- _Stored data_

-------------------------

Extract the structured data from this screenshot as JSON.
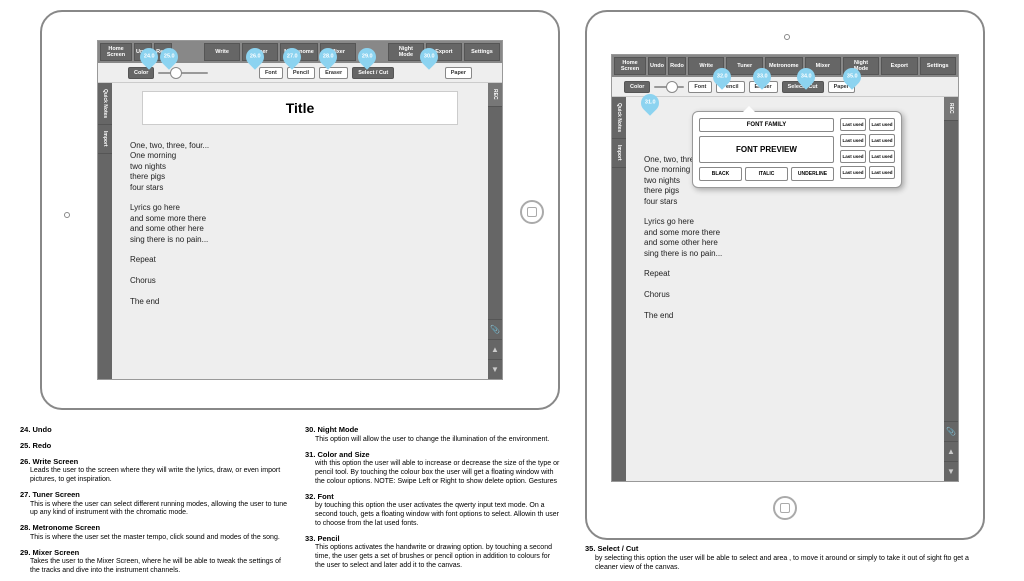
{
  "top": {
    "home": "Home Screen",
    "undo": "Undo",
    "redo": "Redo",
    "write": "Write",
    "tuner": "Tuner",
    "metronome": "Metronome",
    "mixer": "Mixer",
    "night": "Night Mode",
    "export": "Export",
    "settings": "Settings"
  },
  "tool": {
    "color": "Color",
    "font": "Font",
    "pencil": "Pencil",
    "eraser": "Eraser",
    "select": "Select / Cut",
    "paper": "Paper"
  },
  "side": {
    "quick": "Quick Notes",
    "import": "Import",
    "rec": "REC"
  },
  "title": "Title",
  "lyrics": "One, two, three, four...\nOne morning\ntwo nights\nthere pigs\nfour stars\n\nLyrics go here\nand some more there\nand some other here\nsing there is no pain...\n\nRepeat\n\nChorus\n\nThe end",
  "bubbles": {
    "b24": "24.0",
    "b25": "25.0",
    "b26": "26.0",
    "b27": "27.0",
    "b28": "28.0",
    "b29": "29.0",
    "b30": "30.0",
    "b31": "31.0",
    "b32": "32.0",
    "b33": "33.0",
    "b34": "34.0",
    "b35": "35.0"
  },
  "popup": {
    "family": "FONT FAMILY",
    "preview": "FONT PREVIEW",
    "black": "BLACK",
    "italic": "ITALIC",
    "underline": "UNDERLINE",
    "last": "Last used"
  },
  "desc": {
    "d24": {
      "t": "24. Undo"
    },
    "d25": {
      "t": "25. Redo"
    },
    "d26": {
      "t": "26. Write Screen",
      "s": "Leads the user to the screen where they will write the lyrics, draw, or even import pictures, to get inspiration."
    },
    "d27": {
      "t": "27. Tuner Screen",
      "s": "This is where the user can select different running modes, allowing the user to tune up any kind of instrument with the chromatic mode."
    },
    "d28": {
      "t": "28. Metronome Screen",
      "s": "This is where the user set the master tempo, click sound and modes of the song."
    },
    "d29": {
      "t": "29. Mixer Screen",
      "s": "Takes the user to the Mixer Screen, where he will be able to tweak the settings of the tracks and dive into the instrument channels."
    },
    "d30": {
      "t": "30. Night Mode",
      "s": "This option will allow the user to change the illumination of the environment."
    },
    "d31": {
      "t": "31. Color and Size",
      "s": "with this option the user will able to increase or decrease the size of the type or pencil tool. By touching the colour box the user will get a floating window with the colour options.\nNOTE: Swipe Left or Right to show delete option. Gestures"
    },
    "d32": {
      "t": "32. Font",
      "s": "by touching this option the user activates the qwerty input text mode. On a second touch, gets a floating window with font options to select. Allowin th user to choose from the lat used fonts."
    },
    "d33": {
      "t": "33. Pencil",
      "s": "This options activates the handwrite or drawing option. by touching a second time, the user gets a set of brushes or pencil option in addition to colours for the user to select and later add it to the canvas."
    },
    "d35": {
      "t": "35. Select / Cut",
      "s": "by selecting this option the user will be able to select and area , to move it around or simply to take it out of sight fto get a cleaner view of the canvas."
    }
  }
}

-------------------------

- _Exercise aim_
Using the material above, copy every line in which the string "with" occurs.

- _Response to this task_
      "s": "This is where the user can select different running modes, allowing the user to tune up any kind of instrument with the chromatic mode."
      "s": "with this option the user will able to increase or decrease the size of the type or pencil tool. By touching the colour box the user will get a floating window with the colour options.\nNOTE: Swipe Left or Right to show delete option. Gestures"
      "s": "by touching this option the user activates the qwerty input text mode. On a second touch, gets a floating window with font options to select. Allowin th user to choose from the lat used fonts."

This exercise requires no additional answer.